__Given passage__.

──────

The International Association of Firefighters (IAFF) recently launched a campaign in support of Senator Obama for president — and an attack on Senator McCain’s health care plan.
The commercial features four firefighters. "Our job is to risk our lives to protect you, and your loved ones. We’re proud of that," one of the firefighters say. "Like you, we need our health care for our families," adds another firefighter.
The IAFF, based in Washington D.C., is a labor union representing approximately 292,000 full-time firefighters and paramedics in the United States and Canada. The commercial will air on local cable networks in New Hampshire, parts of North Carolina, Orlando, St. Louis, parts of Ohio and parts of Virginia.
"Lets fight McCain’s plan to tax our health care together," a firefighter says at the end of the commercial.
What these firefighters are talking about is McCain’s plan to tax
workers for employer-based health insurance. McCain is promising to
give each family $5,000 to pay for health care, but he wants to tax
worker contributions to health insurance as taxable income to workers.
Currently, roughly 160 million people in the U.S. rely on
employee-based health care – including fire fighters – and are not
taxed on contributions to their coverage. Workers are already having a
hard time keeping up with rising premium costs.
Employee health care premiums are rising four times faster than
workers’ earnings, according to the Kaiser Family Foundation and Health
Research Educational Trust. The average annual premiums for
employer-based health insurance are $12,680 per family and $4,704 per individual in 2008 – up five percent from last year.
Categories: Uncategorized
“AMA is non-partisan”, say what?
So much for the credibility of this post.
CODE RED: Be careful before you decide on the wrong side of the track! I highly recommend you research each of the candidates plans, through the healthcare medical community experts vs. media and TV campaign ads. As professionals we need to dig deeper to the facts/truth. With that said: I started my research with the American Medical Association. Access at:
http://www.ama-assn.org/ama/pub/category/18051.html
AMA is non-partisan, and refers people to the individual candidates web sites below. Also the reality is that AMA, every HMO, Health Plan, and each of the individual states will not just roll over to Government as Obama plans for a Single payor universal healthcare system. This is why Hilary’s endeavors died. Too much resistance. Healthcare should be the key reformers….
With that said: hope these sites clarify both for you all.
1-Republican Candidate Link;John McCain:http://www.johnmccain.com/healthcare
2-Democratic Candidate Link
Obama: http://www.barackobama.com/issues/healthcare
AND to the Henry J. Kaiser Family Foundation site side by side comparison: http://www.health08.org/sidebyside.cfm
Further information I found includes:
A New England Medical Journal artical 10/9/08 also
outlines and compares each:http://content.nejm.org/cgi/reprint/359/15/1537-a.pdf
The Urban Institute on Healthcare Policy is another:
http://www.urban.org/UploadedPDF/health_proposal_summaries.pdf
Good luck using your analytical skills!!!

──────

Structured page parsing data

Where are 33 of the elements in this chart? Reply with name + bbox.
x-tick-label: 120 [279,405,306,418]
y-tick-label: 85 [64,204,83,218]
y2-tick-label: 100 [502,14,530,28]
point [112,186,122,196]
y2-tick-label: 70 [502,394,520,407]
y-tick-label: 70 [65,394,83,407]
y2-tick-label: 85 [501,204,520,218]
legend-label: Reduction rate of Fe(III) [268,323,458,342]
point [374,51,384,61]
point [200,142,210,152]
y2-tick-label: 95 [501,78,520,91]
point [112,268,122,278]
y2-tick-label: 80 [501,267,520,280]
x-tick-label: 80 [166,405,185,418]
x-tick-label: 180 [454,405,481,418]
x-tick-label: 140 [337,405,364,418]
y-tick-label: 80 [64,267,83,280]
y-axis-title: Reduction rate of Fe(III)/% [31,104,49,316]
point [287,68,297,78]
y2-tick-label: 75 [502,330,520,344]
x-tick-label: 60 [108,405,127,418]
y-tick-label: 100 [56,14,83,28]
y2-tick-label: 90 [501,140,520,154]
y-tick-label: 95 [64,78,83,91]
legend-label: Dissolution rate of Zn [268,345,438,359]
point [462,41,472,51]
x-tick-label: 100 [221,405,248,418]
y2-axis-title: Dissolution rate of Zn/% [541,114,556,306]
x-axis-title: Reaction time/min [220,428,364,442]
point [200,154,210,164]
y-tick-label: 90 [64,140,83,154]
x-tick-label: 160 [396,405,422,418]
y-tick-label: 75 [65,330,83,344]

──────

__Work to complete__.
1) In the post about the firefighters' health care ad, edit the part that opens with the words containing "So much for" and closes with "the key reformers…." so that "resistance" is replaced with "opposition".
2) According to the post about the firefighters' health care ad, roughly how many full-time firefighters and paramedics does the IAFF represent?
3) Continue the post about the firefighters' health care ad from where it stops.

__Per-task answers__.
1)
So much for the credibility of this post.
CODE RED: Be careful before you decide on the wrong side of the track! I highly recommend you research each of the candidates plans, through the healthcare medical community experts vs. media and TV campaign ads. As professionals we need to dig deeper to the facts/truth. With that said: I started my research with the American Medical Association. Access at:
http://www.ama-assn.org/ama/pub/category/18051.html
AMA is non-partisan, and refers people to the individual candidates web sites below. Also the reality is that AMA, every HMO, Health Plan, and each of the individual states will not just roll over to Government as Obama plans for a Single payor universal healthcare system. This is why Hilary’s endeavors died. Too much opposition. Healthcare should be the key reformers….

2) Approximately 292,000.

3)
Well Catron, the RNCs own fear-mongering, lies, half-truths and distortions of Obama’s postions, policy, character and patriotism is the most disgusting I’ve seen since Bush was running against McCain. Here in NC they’re using race in at least one local race and fermenting hate against hispanics.
This dishonesty of this twdry ad is breathtaking. It is nothing more than fear-mongering (like the inevitable ads saying McCain will reduce Medicare benefits).
Every economist worthy of the name knows that the employer-based health insurance system cause the mother of all perverse incentives.
In fact, as the WSJ pointed out yesterday, Barack Obama’s primary economics and health care advisors (Furman and Cutler) have both endorsed the type of reform McCain wants to make to this idiotic system.
I actually think taxing healthcare benefits from the employer is fair. I don’t get ANY tax help paying for my healthcare. Until we get to government single-pay then let all of us get equal tax treatment. Oh by the way, I also favor doing away with the mortgage interest deduction on the grounds it discriminates against renters and their shelter costs as well as distorts the value of homes.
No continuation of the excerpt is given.